### Liste des tâches
(1) Reproduisez le passage du texte étudié qui commence par « Plus qu’une série » et se poursuit jusqu'à « à des vies. ».
(2) Énumérez tous les éléments que, d'après le texte étudié, le choix narratif de la série s'attache à suivre avec honnêteté.

### Texte étudié
════════

Dès les premières minutes, la série frappe par son ambition de raconter autre chose qu’une simple reconstitution : elle plonge au cœur de la vie après le drame, de la reconstruction, du « devenir vivant » plus que « survivant ». Le choix narratif est limpide : suivre, avec honnêteté, l’état d’esprit, les doutes, les silences, les liens qui se nouent — sans jamais verser dans le pathos facile. Comme l’a bien noté la critique, « le temps, facteur déterminant de la guérison, est ici presque un personnage à part entière ».
Le casting est remarquable : les acteurs incarnent avec justesse des personnages qui ne sont pas des « héros », mais des hommes et des femmes cassés, qui cherchent à recoller les morceaux. La mise en scène, sobre, respectueuse, évite les effets spectaculaires pour privilégier l’émotion contenue et le réel. Le fait que la production ait travaillé étroitement avec les survivants, se soit appuyée sur leurs récits, donne à la fiction une authenticité rare.
Plus qu’une série sur un attentat, c’est une série sur la vie après : les conséquences invisibles, les traumatismes qui dorment, les liens inattendus, le rapport à la musique (rock), à l’amitié, à la survie quotidienne. Le tournage partiellement dans le lieu même du drame (Bataclan) peut susciter la polémique — mais il me paraît au contraire témoin d’un profond respect, d’un pari : faire mémoire, donner chair à des vies.
Ce que j’ai adoré :
La dimension chorale de la série : chaque personnage compte, chaque trajectoire fait sens.

════════

### Données fournies

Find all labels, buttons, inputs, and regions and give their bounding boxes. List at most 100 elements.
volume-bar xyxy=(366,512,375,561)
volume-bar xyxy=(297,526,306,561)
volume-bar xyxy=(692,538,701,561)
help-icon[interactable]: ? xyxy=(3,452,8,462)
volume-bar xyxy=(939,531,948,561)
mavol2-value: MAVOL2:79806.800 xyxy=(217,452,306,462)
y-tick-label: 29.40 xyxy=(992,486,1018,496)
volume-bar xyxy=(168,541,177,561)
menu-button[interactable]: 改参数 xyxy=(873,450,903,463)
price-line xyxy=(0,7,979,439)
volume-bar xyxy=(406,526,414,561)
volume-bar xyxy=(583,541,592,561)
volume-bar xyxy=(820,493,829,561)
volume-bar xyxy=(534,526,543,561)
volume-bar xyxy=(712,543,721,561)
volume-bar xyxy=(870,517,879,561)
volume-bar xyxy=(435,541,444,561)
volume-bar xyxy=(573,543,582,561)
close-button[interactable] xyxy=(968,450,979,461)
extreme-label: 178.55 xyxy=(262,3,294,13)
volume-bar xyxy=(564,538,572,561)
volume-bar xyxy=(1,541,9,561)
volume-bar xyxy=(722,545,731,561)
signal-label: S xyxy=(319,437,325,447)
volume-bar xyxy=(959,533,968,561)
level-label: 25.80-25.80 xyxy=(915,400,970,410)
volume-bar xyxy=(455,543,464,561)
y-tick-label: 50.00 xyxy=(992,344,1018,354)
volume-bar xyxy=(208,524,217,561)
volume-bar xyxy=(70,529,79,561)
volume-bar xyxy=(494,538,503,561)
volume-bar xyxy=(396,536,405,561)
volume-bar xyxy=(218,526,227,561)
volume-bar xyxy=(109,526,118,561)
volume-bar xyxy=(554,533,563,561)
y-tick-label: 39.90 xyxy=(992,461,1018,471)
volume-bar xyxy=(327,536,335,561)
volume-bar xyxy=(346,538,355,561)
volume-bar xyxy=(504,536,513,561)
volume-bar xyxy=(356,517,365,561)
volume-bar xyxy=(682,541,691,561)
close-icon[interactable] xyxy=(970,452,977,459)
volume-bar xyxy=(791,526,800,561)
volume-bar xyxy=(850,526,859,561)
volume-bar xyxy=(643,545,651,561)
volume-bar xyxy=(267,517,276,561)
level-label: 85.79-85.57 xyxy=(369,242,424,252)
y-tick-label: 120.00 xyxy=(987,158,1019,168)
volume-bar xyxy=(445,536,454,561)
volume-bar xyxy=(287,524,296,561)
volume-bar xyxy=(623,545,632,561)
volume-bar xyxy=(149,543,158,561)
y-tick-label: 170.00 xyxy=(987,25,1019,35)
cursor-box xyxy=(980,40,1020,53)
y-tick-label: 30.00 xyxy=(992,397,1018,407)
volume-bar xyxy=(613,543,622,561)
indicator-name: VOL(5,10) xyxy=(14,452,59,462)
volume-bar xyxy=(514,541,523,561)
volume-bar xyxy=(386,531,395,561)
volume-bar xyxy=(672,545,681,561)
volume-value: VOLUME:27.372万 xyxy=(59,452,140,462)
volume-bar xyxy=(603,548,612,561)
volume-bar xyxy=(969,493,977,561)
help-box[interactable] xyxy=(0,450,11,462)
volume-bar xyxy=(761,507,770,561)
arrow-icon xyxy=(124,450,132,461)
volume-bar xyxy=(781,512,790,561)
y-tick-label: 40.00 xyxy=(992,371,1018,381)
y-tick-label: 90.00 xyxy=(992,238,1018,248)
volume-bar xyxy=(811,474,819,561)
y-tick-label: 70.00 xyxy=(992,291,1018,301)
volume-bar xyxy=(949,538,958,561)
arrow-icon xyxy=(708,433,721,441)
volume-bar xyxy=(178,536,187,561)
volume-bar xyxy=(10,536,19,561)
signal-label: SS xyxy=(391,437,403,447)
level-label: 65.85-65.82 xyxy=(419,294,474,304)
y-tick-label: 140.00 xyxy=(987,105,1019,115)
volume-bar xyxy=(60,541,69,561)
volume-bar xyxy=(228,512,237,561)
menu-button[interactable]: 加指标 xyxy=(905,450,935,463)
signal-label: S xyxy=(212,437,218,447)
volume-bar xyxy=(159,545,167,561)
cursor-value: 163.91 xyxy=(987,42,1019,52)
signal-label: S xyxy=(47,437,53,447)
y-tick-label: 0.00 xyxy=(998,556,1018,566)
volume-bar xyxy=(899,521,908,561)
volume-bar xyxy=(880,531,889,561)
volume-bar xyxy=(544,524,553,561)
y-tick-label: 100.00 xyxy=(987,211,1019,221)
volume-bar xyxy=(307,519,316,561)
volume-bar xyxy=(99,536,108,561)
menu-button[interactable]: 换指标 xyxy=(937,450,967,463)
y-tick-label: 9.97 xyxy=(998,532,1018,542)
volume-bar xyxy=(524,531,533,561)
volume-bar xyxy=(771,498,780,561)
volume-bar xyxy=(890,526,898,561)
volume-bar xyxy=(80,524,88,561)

════════

### Résultats par tâche
(1)
Plus qu’une série sur un attentat, c’est une série sur la vie après : les conséquences invisibles, les traumatismes qui dorment, les liens inattendus, le rapport à la musique (rock), à l’amitié, à la survie quotidienne. Le tournage partiellement dans le lieu même du drame (Bataclan) peut susciter la polémique — mais il me paraît au contraire témoin d’un profond respect, d’un pari : faire mémoire, donner chair à des vies.

(2)
- l'état d'esprit
- les doutes
- les silences
- les liens qui se nouent